== Dataset rows ==
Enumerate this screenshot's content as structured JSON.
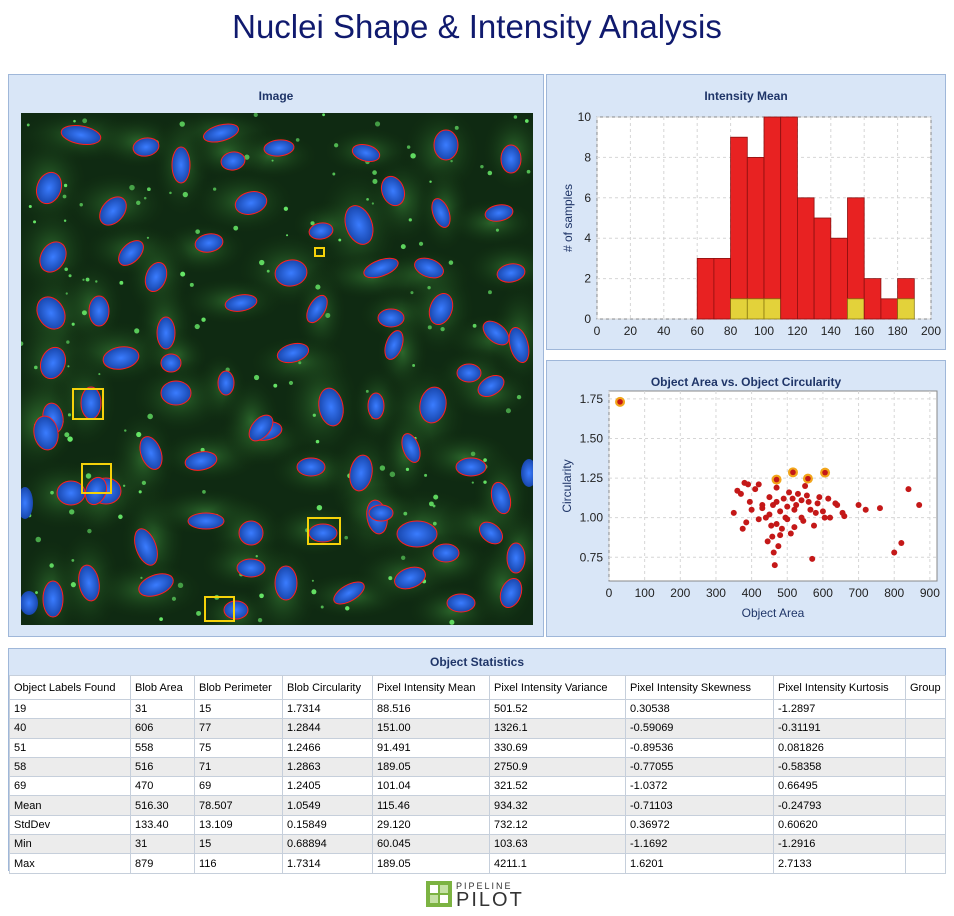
{
  "page_title": "Nuclei Shape & Intensity Analysis",
  "image_panel": {
    "title": "Image"
  },
  "histogram_panel": {
    "title": "Intensity Mean"
  },
  "scatter_panel": {
    "title": "Object Area vs. Object Circularity"
  },
  "colors": {
    "title": "#101a6e",
    "panel_bg": "#d9e6f7",
    "bar_red": "#e82222",
    "bar_yellow": "#e3d23a",
    "point": "#c41818",
    "highlight": "#f2a51a",
    "nucleus_outline": "#ff2020",
    "selection_box": "#f5d20a"
  },
  "chart_data": [
    {
      "type": "bar",
      "title": "Intensity Mean",
      "xlabel": "",
      "ylabel": "# of samples",
      "xlim": [
        0,
        200
      ],
      "ylim": [
        0,
        10
      ],
      "xticks": [
        0,
        20,
        40,
        60,
        80,
        100,
        120,
        140,
        160,
        180,
        200
      ],
      "yticks": [
        0,
        2,
        4,
        6,
        8,
        10
      ],
      "bin_width": 10,
      "bin_starts": [
        60,
        70,
        80,
        90,
        100,
        110,
        120,
        130,
        140,
        150,
        160,
        170,
        180
      ],
      "series": [
        {
          "values": [
            3,
            3,
            8,
            7,
            9,
            10,
            6,
            5,
            4,
            5,
            2,
            1,
            1
          ]
        },
        {
          "values": [
            0,
            0,
            1,
            1,
            1,
            0,
            0,
            0,
            0,
            1,
            0,
            0,
            1
          ]
        }
      ],
      "grid": true
    },
    {
      "type": "scatter",
      "title": "Object Area vs. Object Circularity",
      "xlabel": "Object Area",
      "ylabel": "Circularity",
      "xlim": [
        0,
        920
      ],
      "ylim": [
        0.6,
        1.8
      ],
      "xticks": [
        0,
        100,
        200,
        300,
        400,
        500,
        600,
        700,
        800,
        900
      ],
      "yticks": [
        0.75,
        1.0,
        1.25,
        1.5,
        1.75
      ],
      "grid": true,
      "points": [
        [
          360,
          1.17
        ],
        [
          370,
          1.15
        ],
        [
          380,
          1.22
        ],
        [
          390,
          1.21
        ],
        [
          395,
          1.1
        ],
        [
          400,
          1.05
        ],
        [
          410,
          1.18
        ],
        [
          420,
          1.21
        ],
        [
          430,
          1.06
        ],
        [
          440,
          1.0
        ],
        [
          450,
          1.13
        ],
        [
          455,
          0.95
        ],
        [
          460,
          1.08
        ],
        [
          465,
          0.7
        ],
        [
          470,
          1.19
        ],
        [
          475,
          0.82
        ],
        [
          480,
          1.04
        ],
        [
          490,
          1.12
        ],
        [
          500,
          0.99
        ],
        [
          505,
          1.16
        ],
        [
          510,
          0.9
        ],
        [
          520,
          1.05
        ],
        [
          530,
          1.15
        ],
        [
          540,
          1.0
        ],
        [
          550,
          1.2
        ],
        [
          560,
          1.1
        ],
        [
          570,
          0.74
        ],
        [
          575,
          0.95
        ],
        [
          580,
          1.03
        ],
        [
          590,
          1.13
        ],
        [
          600,
          1.04
        ],
        [
          620,
          1.0
        ],
        [
          640,
          1.08
        ],
        [
          660,
          1.01
        ],
        [
          700,
          1.08
        ],
        [
          720,
          1.05
        ],
        [
          760,
          1.06
        ],
        [
          800,
          0.78
        ],
        [
          820,
          0.84
        ],
        [
          840,
          1.18
        ],
        [
          870,
          1.08
        ],
        [
          350,
          1.03
        ],
        [
          375,
          0.93
        ],
        [
          385,
          0.97
        ],
        [
          420,
          0.99
        ],
        [
          430,
          1.08
        ],
        [
          445,
          0.85
        ],
        [
          458,
          0.88
        ],
        [
          462,
          0.78
        ],
        [
          470,
          1.1
        ],
        [
          485,
          0.93
        ],
        [
          495,
          1.0
        ],
        [
          515,
          1.12
        ],
        [
          525,
          1.08
        ],
        [
          545,
          0.98
        ],
        [
          555,
          1.14
        ],
        [
          565,
          1.05
        ],
        [
          585,
          1.09
        ],
        [
          605,
          1.0
        ],
        [
          615,
          1.12
        ],
        [
          635,
          1.09
        ],
        [
          655,
          1.03
        ],
        [
          450,
          1.02
        ],
        [
          470,
          0.96
        ],
        [
          480,
          0.89
        ],
        [
          500,
          1.07
        ],
        [
          520,
          0.94
        ],
        [
          540,
          1.11
        ]
      ],
      "highlighted": [
        [
          31,
          1.7314
        ],
        [
          606,
          1.2844
        ],
        [
          558,
          1.2466
        ],
        [
          516,
          1.2863
        ],
        [
          470,
          1.2405
        ]
      ]
    }
  ],
  "table": {
    "title": "Object Statistics",
    "columns": [
      "Object Labels Found",
      "Blob Area",
      "Blob Perimeter",
      "Blob Circularity",
      "Pixel Intensity Mean",
      "Pixel Intensity Variance",
      "Pixel Intensity Skewness",
      "Pixel Intensity Kurtosis",
      "Group"
    ],
    "rows": [
      [
        "19",
        "31",
        "15",
        "1.7314",
        "88.516",
        "501.52",
        "0.30538",
        "-1.2897",
        ""
      ],
      [
        "40",
        "606",
        "77",
        "1.2844",
        "151.00",
        "1326.1",
        "-0.59069",
        "-0.31191",
        ""
      ],
      [
        "51",
        "558",
        "75",
        "1.2466",
        "91.491",
        "330.69",
        "-0.89536",
        "0.081826",
        ""
      ],
      [
        "58",
        "516",
        "71",
        "1.2863",
        "189.05",
        "2750.9",
        "-0.77055",
        "-0.58358",
        ""
      ],
      [
        "69",
        "470",
        "69",
        "1.2405",
        "101.04",
        "321.52",
        "-1.0372",
        "0.66495",
        ""
      ],
      [
        "Mean",
        "516.30",
        "78.507",
        "1.0549",
        "115.46",
        "934.32",
        "-0.71103",
        "-0.24793",
        ""
      ],
      [
        "StdDev",
        "133.40",
        "13.109",
        "0.15849",
        "29.120",
        "732.12",
        "0.36972",
        "0.60620",
        ""
      ],
      [
        "Min",
        "31",
        "15",
        "0.68894",
        "60.045",
        "103.63",
        "-1.1692",
        "-1.2916",
        ""
      ],
      [
        "Max",
        "879",
        "116",
        "1.7314",
        "189.05",
        "4211.1",
        "1.6201",
        "2.7133",
        ""
      ]
    ]
  },
  "logo": {
    "top": "PIPELINE",
    "bottom": "PILOT",
    "icon": "pipeline-pilot-logo-icon"
  }
}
===
_What is being asked_.
Copy out all lines where the word "Area" appears.

_Reply_.
    "title": "Object Area vs. Object Circularity"
      "title": "Object Area vs. Object Circularity",
      "xlabel": "Object Area",
      "Blob Area",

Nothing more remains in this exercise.